»»
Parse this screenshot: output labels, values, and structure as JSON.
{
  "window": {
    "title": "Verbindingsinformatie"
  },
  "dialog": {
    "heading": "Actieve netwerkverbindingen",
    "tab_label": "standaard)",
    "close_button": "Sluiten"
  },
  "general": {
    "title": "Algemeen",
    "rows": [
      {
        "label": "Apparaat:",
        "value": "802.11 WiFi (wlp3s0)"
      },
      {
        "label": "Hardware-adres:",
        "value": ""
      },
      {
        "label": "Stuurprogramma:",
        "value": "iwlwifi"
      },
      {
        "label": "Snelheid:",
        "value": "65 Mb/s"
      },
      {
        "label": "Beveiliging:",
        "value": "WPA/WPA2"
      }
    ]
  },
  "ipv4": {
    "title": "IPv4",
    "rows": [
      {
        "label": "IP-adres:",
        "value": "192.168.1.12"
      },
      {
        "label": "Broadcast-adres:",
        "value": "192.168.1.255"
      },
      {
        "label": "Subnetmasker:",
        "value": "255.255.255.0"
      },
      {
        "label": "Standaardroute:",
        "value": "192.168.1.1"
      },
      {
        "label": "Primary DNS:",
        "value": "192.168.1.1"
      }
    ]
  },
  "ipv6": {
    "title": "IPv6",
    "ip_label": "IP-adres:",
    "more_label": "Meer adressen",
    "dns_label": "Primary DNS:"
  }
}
««
Exercise objective: Scan the material above. Extract every line in which the word "title" occurs.

Expected output:
    "title": "Verbindingsinformatie"
    "title": "Algemeen",
    "title": "IPv4",
    "title": "IPv6",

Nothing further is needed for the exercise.